| What to work on |
Look through the listing for the word "address". Copy each line that has it.

| Provided material |
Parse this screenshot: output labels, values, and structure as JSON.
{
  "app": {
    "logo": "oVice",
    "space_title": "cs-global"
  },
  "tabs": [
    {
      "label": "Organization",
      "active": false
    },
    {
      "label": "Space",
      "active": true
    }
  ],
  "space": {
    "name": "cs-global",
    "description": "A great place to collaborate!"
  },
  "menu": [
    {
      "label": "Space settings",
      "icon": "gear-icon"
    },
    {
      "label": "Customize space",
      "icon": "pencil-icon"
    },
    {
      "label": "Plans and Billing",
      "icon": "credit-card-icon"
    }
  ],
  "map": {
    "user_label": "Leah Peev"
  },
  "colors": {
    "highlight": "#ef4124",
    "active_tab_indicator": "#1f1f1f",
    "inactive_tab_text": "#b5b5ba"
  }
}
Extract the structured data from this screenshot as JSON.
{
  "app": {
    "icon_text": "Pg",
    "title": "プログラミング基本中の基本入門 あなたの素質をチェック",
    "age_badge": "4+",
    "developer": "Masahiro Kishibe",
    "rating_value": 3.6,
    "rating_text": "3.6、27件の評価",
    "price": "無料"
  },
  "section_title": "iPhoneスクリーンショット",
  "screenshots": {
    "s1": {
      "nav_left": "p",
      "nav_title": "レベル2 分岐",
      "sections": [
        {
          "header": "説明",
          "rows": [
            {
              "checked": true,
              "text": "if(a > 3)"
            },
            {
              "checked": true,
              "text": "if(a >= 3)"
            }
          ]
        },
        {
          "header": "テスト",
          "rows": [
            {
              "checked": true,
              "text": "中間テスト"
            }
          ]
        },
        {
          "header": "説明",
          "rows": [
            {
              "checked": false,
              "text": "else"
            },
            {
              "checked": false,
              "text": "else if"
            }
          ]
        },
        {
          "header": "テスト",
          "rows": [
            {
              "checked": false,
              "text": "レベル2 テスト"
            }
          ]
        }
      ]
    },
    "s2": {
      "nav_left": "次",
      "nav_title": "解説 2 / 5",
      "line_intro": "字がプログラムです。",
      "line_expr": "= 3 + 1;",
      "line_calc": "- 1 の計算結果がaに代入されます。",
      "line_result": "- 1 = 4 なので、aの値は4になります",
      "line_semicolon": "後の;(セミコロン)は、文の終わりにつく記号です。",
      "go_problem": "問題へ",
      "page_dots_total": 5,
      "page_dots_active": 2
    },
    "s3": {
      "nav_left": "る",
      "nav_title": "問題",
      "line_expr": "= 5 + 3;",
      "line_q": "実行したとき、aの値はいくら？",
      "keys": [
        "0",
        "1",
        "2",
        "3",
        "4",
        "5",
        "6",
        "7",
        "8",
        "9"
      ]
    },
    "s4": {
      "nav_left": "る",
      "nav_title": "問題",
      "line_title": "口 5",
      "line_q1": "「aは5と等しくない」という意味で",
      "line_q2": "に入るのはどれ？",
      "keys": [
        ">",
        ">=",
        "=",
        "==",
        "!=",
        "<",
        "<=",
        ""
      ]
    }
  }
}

...

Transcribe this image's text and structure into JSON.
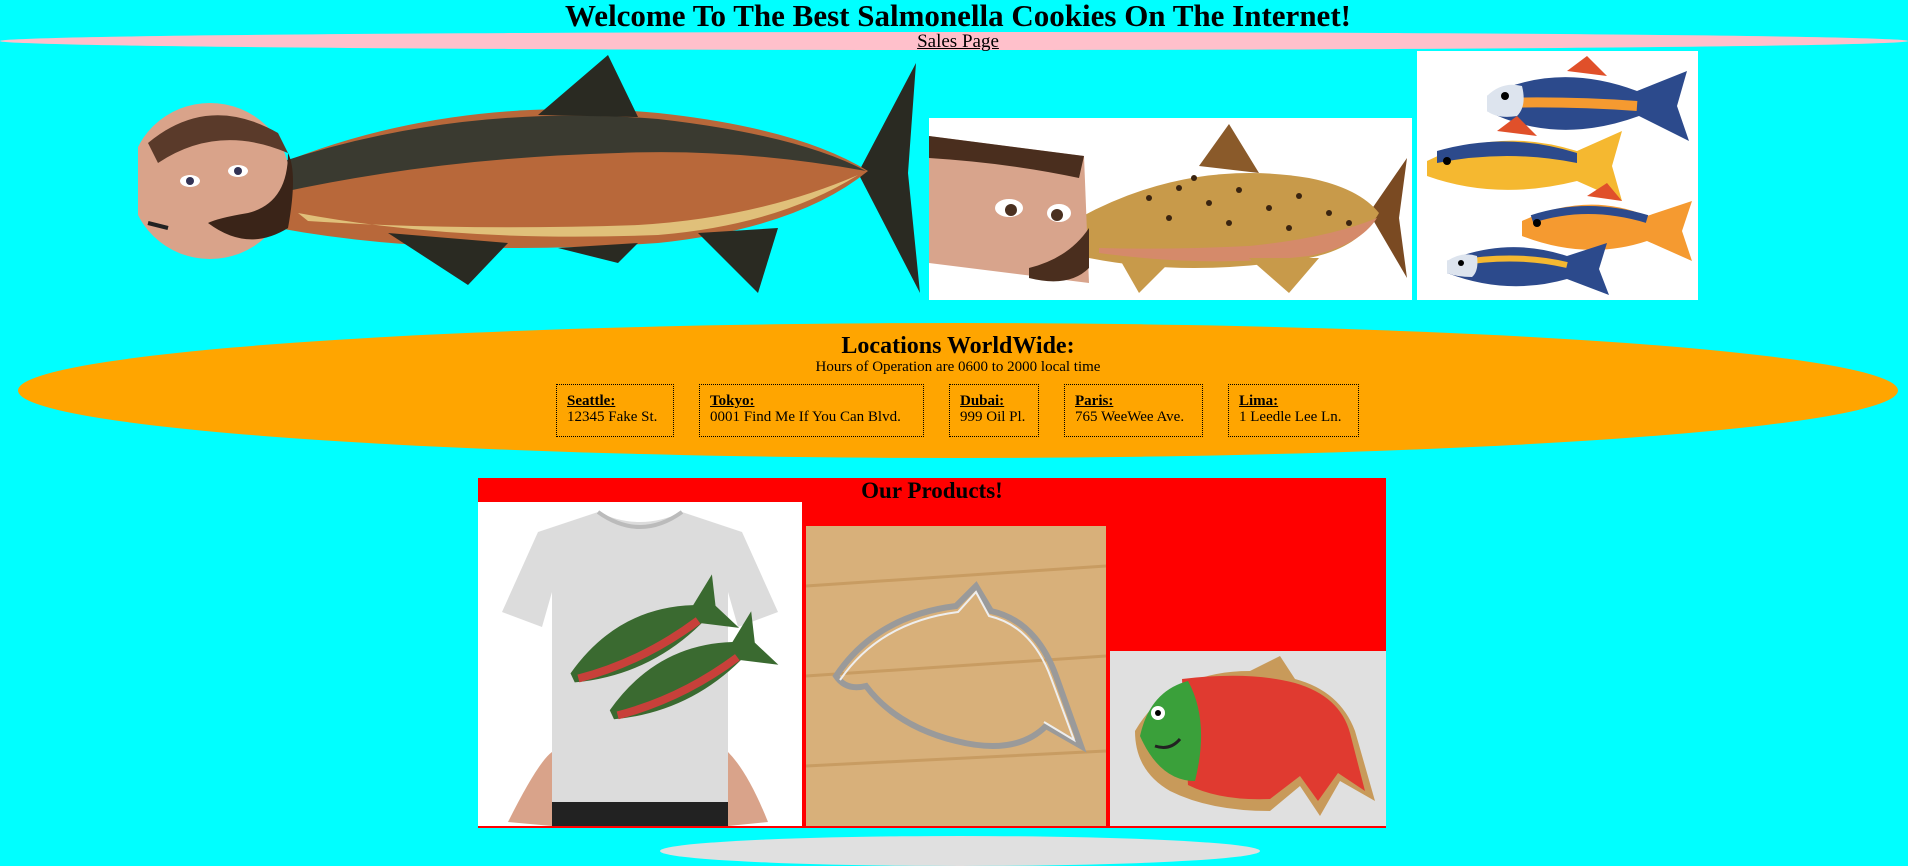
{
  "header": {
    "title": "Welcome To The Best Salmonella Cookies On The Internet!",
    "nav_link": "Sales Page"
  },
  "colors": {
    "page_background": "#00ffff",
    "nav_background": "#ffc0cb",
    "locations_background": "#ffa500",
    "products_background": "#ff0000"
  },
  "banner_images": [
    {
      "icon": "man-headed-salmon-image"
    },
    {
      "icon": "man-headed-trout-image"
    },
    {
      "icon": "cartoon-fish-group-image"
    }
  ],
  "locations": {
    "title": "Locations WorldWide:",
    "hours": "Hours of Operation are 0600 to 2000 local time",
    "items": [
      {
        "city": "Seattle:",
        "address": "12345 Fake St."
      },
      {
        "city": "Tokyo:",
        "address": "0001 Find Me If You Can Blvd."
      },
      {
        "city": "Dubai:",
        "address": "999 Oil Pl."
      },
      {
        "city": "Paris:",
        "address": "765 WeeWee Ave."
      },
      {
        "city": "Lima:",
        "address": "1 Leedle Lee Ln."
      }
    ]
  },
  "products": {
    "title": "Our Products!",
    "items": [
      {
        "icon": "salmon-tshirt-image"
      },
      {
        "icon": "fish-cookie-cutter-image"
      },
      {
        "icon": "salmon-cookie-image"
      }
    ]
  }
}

| Complete answer |
        "address": "12345 Fake St."
        "address": "0001 Find Me If You Can Blvd."
        "address": "999 Oil Pl."
        "address": "765 WeeWee Ave."
        "address": "1 Leedle Lee Ln."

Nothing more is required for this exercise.